# PROBLEM STATEMENT
Collect each line containing "vient".

# Stored records
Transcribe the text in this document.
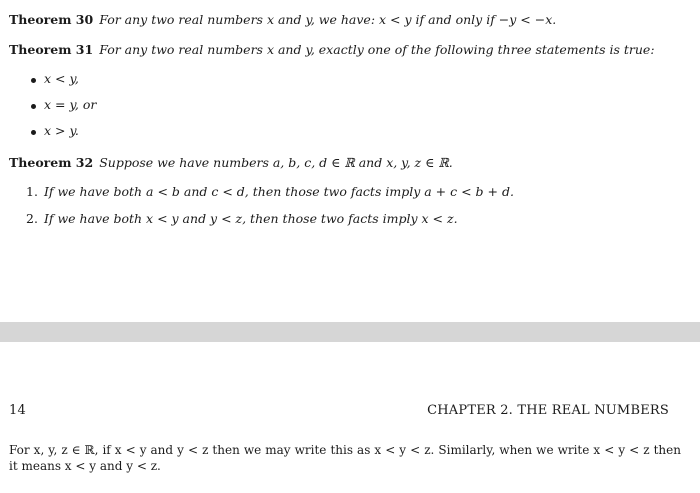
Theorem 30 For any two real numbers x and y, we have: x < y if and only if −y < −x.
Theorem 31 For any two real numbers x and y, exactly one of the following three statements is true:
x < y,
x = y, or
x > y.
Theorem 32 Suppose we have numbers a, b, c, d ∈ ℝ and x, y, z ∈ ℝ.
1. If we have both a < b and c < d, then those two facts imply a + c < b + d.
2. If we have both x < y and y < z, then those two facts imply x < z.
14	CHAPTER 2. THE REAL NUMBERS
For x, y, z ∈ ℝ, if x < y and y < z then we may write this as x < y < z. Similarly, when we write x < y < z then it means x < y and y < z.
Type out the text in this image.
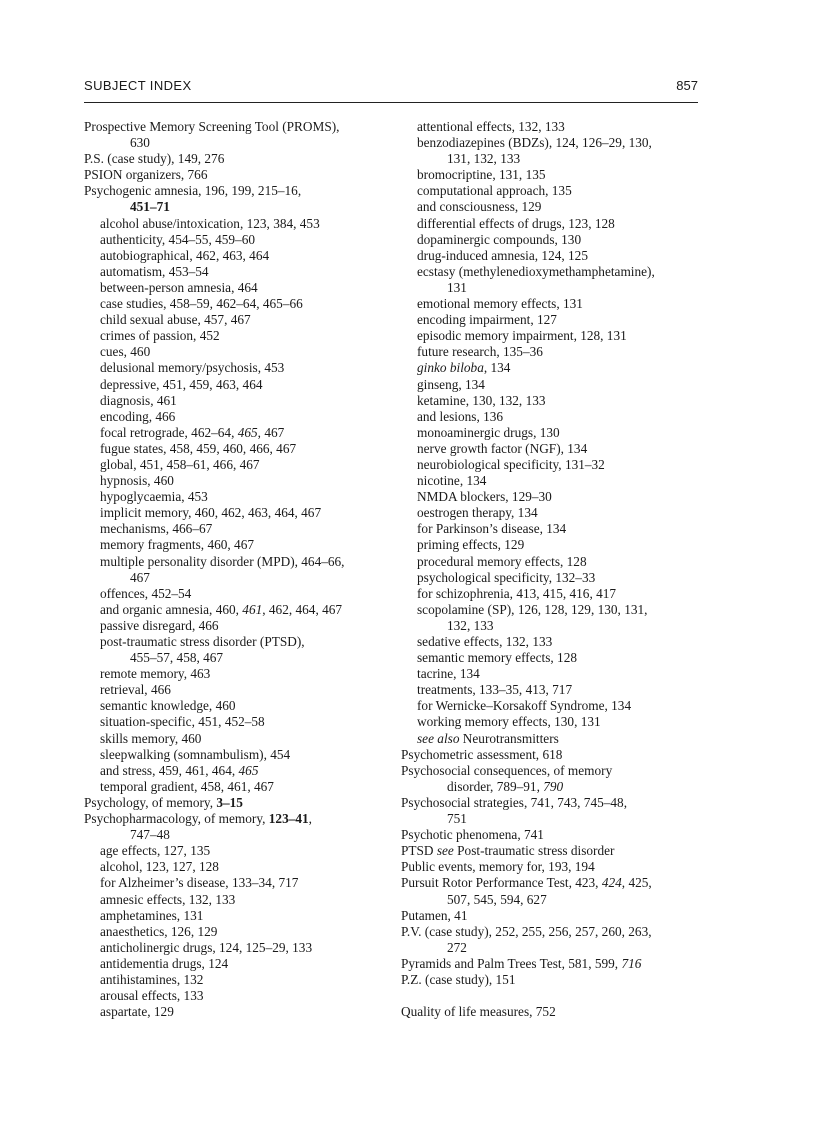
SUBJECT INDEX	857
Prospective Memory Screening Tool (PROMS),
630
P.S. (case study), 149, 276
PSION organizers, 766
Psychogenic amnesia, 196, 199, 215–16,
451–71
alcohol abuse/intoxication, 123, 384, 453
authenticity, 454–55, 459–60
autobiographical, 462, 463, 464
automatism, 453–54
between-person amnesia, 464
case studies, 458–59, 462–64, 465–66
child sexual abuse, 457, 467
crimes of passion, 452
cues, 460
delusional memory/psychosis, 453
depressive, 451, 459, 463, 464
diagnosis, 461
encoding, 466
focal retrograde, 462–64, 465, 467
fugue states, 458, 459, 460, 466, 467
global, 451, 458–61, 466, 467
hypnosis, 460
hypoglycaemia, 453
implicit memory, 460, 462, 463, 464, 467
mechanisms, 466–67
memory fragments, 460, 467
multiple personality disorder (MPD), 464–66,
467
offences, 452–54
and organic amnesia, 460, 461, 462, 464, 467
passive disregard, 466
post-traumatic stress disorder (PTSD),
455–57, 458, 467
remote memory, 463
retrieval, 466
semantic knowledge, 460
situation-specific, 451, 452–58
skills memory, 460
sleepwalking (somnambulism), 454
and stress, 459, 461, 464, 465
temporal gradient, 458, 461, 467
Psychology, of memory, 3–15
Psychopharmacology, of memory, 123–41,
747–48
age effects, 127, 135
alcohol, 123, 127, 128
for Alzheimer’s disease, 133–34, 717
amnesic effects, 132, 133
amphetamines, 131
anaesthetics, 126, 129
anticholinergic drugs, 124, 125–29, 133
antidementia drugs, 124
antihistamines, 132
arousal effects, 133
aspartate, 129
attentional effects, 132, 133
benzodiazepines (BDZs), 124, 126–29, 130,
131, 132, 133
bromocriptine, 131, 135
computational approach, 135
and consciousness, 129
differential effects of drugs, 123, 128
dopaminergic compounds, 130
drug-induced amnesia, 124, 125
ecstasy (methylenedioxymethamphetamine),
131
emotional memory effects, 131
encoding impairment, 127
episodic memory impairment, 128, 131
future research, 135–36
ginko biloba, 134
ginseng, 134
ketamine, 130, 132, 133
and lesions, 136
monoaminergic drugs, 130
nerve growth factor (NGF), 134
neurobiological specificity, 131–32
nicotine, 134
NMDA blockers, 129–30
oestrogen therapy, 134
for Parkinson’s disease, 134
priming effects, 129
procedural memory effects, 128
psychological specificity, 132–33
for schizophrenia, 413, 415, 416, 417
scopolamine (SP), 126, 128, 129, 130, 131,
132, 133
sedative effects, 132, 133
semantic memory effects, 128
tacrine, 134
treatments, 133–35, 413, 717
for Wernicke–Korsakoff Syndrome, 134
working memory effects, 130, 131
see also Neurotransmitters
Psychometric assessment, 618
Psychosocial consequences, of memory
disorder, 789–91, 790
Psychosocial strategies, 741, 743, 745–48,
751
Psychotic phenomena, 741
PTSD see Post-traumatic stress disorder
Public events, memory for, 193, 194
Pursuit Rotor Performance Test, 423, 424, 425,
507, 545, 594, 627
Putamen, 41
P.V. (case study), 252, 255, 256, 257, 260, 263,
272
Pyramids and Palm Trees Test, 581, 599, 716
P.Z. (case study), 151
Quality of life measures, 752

==

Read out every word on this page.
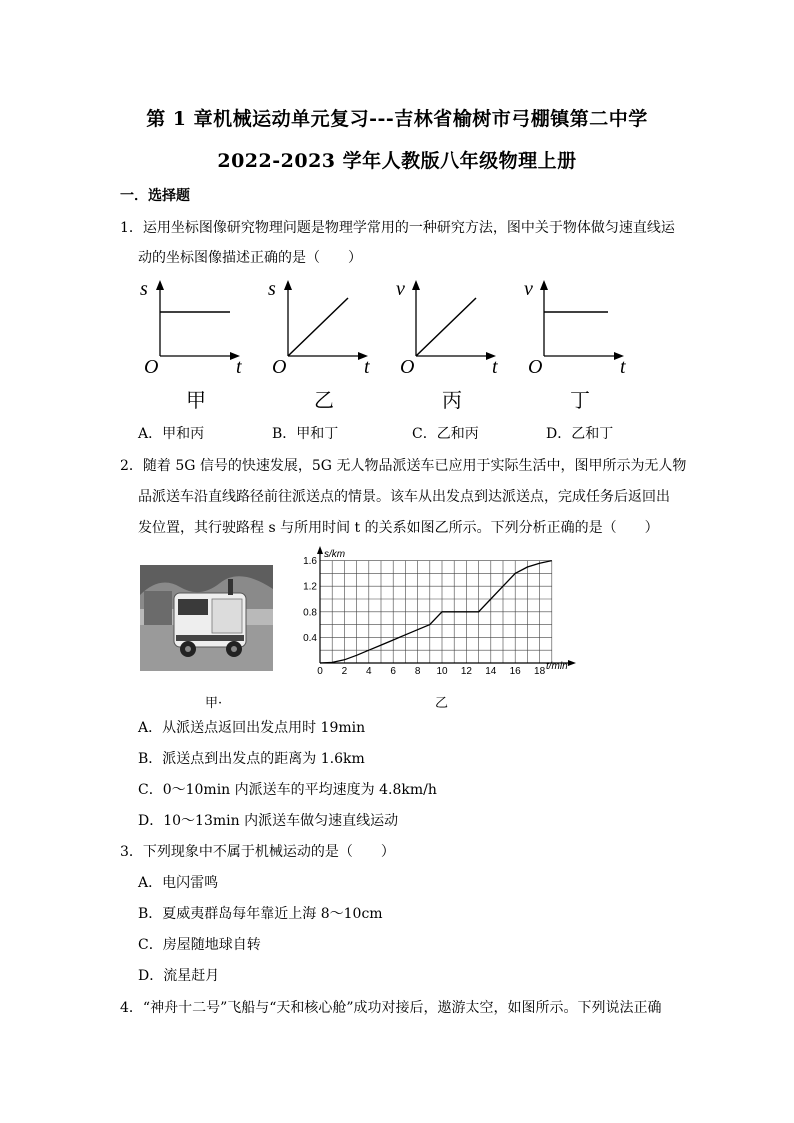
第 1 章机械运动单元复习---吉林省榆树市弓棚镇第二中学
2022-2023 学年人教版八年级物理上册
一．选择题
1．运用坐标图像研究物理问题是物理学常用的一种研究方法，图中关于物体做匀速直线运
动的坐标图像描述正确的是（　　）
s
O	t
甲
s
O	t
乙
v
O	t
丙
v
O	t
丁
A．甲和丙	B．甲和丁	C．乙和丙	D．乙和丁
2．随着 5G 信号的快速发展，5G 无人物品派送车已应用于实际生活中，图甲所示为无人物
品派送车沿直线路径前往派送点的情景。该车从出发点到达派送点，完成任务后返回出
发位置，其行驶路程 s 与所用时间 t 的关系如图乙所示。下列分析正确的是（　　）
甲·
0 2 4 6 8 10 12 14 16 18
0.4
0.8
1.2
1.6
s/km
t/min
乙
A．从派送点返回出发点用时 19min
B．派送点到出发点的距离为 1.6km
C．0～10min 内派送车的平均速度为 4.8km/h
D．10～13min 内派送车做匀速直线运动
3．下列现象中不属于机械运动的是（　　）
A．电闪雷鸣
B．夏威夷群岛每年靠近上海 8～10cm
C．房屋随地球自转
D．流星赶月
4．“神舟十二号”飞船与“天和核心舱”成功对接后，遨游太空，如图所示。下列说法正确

...

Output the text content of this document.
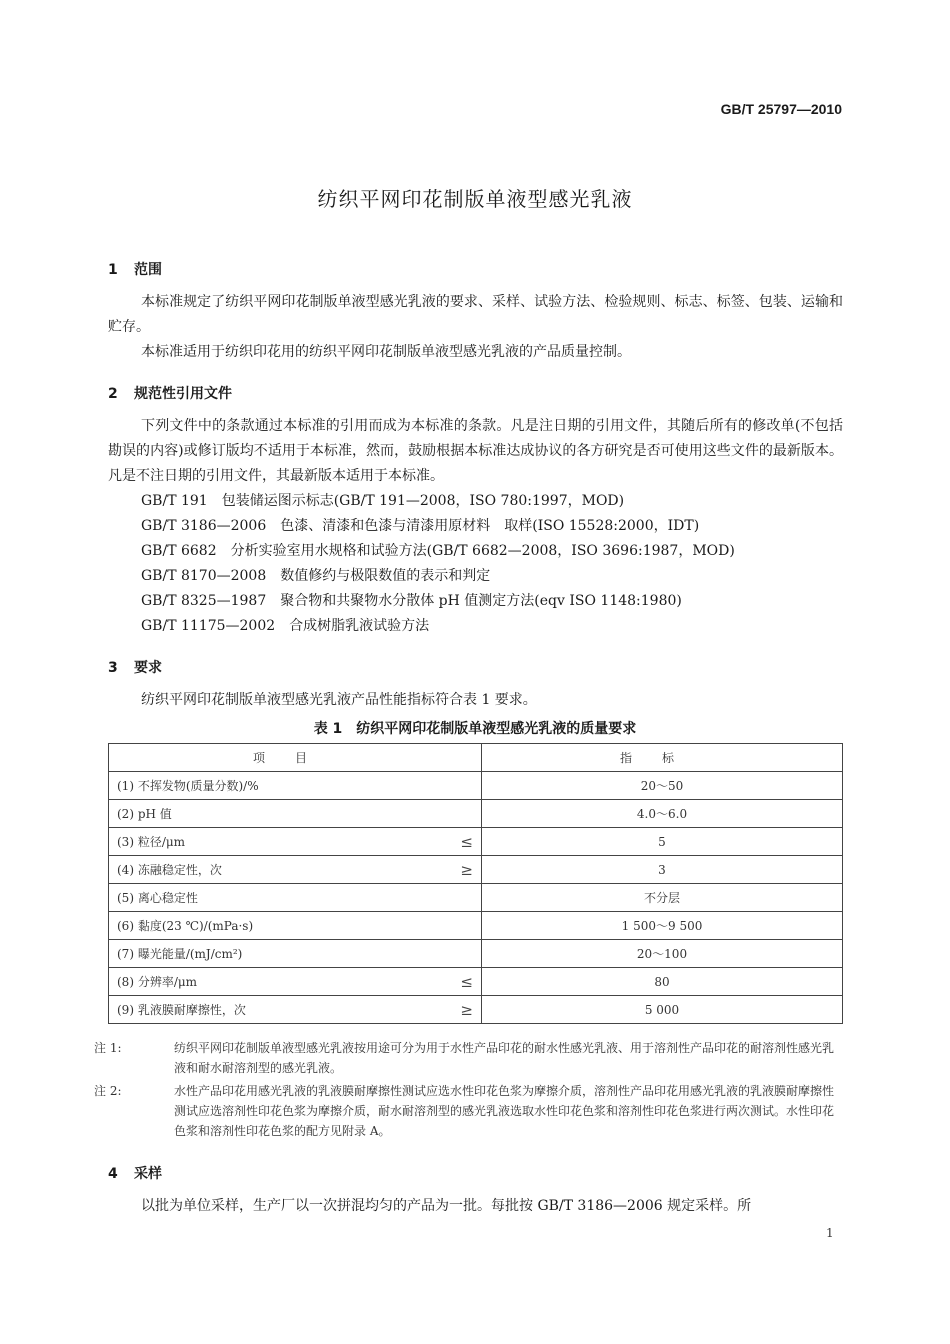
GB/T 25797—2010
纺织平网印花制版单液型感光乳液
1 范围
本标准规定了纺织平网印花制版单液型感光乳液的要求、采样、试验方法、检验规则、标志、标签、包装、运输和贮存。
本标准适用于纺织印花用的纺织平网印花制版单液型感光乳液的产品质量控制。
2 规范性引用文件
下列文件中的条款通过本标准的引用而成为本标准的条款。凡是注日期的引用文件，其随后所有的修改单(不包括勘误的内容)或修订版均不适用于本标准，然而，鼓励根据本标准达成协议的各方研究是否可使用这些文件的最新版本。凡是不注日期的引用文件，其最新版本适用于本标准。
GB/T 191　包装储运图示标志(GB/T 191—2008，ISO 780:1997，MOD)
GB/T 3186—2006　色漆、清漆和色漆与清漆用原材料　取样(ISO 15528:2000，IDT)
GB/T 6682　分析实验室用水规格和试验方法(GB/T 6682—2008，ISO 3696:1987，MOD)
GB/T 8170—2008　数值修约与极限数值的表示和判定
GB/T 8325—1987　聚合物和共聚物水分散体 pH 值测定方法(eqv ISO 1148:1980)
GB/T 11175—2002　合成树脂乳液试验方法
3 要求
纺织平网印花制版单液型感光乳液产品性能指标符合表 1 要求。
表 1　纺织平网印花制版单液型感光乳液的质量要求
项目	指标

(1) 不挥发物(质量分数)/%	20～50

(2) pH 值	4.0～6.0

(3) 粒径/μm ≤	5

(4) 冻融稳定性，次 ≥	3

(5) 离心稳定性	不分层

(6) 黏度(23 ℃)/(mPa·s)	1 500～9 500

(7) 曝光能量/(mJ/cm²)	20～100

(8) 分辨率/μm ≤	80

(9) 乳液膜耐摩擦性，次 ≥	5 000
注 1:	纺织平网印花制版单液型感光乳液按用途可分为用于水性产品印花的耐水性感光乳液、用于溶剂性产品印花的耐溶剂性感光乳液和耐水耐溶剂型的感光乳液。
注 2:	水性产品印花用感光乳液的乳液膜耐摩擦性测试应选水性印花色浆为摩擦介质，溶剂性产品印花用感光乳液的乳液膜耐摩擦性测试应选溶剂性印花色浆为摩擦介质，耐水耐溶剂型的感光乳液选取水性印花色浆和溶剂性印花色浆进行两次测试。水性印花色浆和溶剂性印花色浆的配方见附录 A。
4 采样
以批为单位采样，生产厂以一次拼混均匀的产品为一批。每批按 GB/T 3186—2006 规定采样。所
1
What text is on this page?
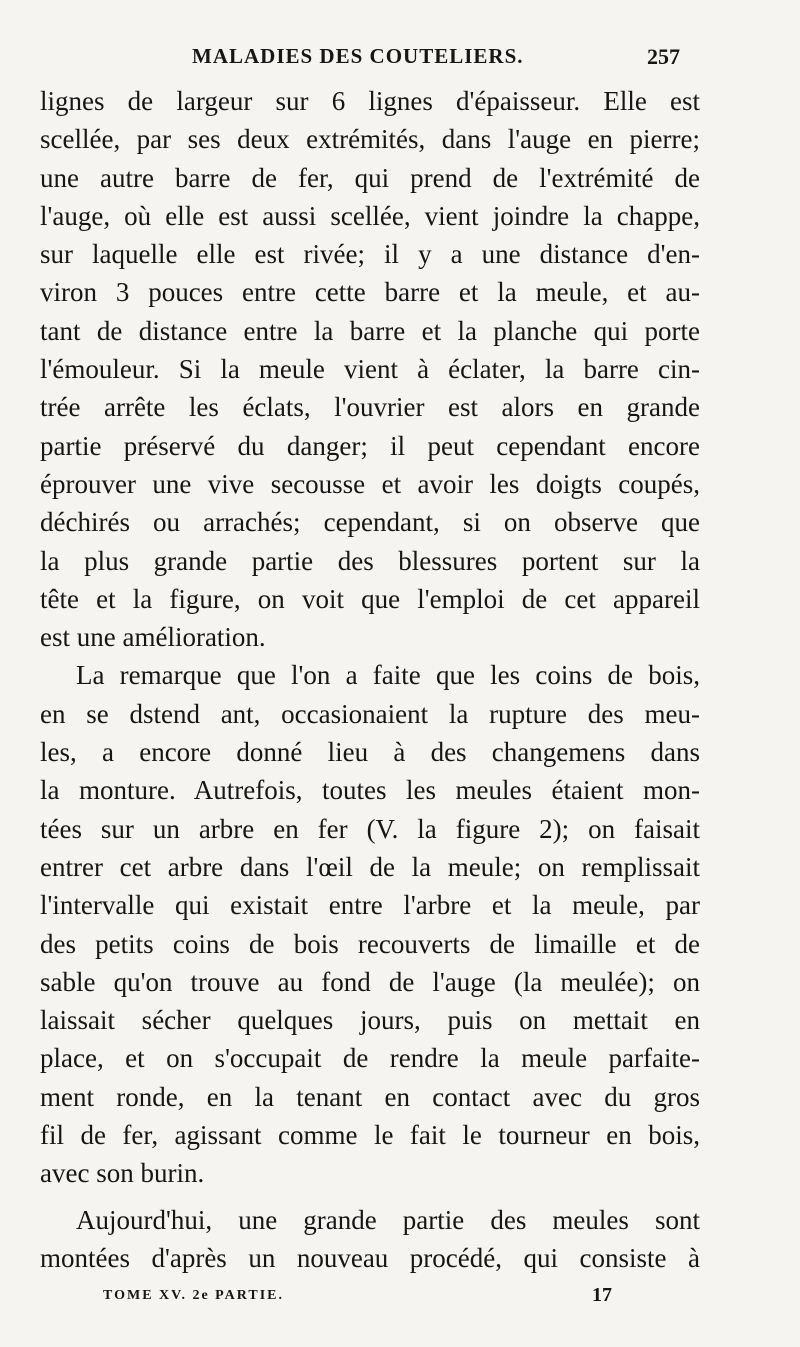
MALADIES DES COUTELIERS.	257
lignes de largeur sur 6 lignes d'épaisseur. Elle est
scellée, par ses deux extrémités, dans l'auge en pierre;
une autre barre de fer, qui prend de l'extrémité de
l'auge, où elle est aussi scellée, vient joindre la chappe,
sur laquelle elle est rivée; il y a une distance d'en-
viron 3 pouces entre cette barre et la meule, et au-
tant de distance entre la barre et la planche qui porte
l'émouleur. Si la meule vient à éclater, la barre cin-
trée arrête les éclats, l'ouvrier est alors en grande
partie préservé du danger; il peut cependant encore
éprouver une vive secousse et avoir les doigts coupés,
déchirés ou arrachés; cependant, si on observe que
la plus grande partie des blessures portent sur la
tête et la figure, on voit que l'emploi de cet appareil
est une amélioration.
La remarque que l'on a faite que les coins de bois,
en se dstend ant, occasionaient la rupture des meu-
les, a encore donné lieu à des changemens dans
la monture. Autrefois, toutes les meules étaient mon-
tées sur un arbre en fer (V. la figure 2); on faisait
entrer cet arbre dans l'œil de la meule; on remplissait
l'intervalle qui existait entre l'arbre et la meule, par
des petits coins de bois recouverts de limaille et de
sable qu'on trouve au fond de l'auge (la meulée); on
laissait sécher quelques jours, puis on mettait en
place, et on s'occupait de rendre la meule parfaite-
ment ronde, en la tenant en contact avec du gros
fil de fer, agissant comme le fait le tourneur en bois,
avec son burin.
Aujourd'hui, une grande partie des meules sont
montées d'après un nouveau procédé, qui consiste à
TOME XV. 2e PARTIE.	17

# ANSWER FOR THE TASK
l'auge, où elle est aussi scellée, vient joindre la chappe,
l'émouleur. Si la meule vient à éclater, la barre cin-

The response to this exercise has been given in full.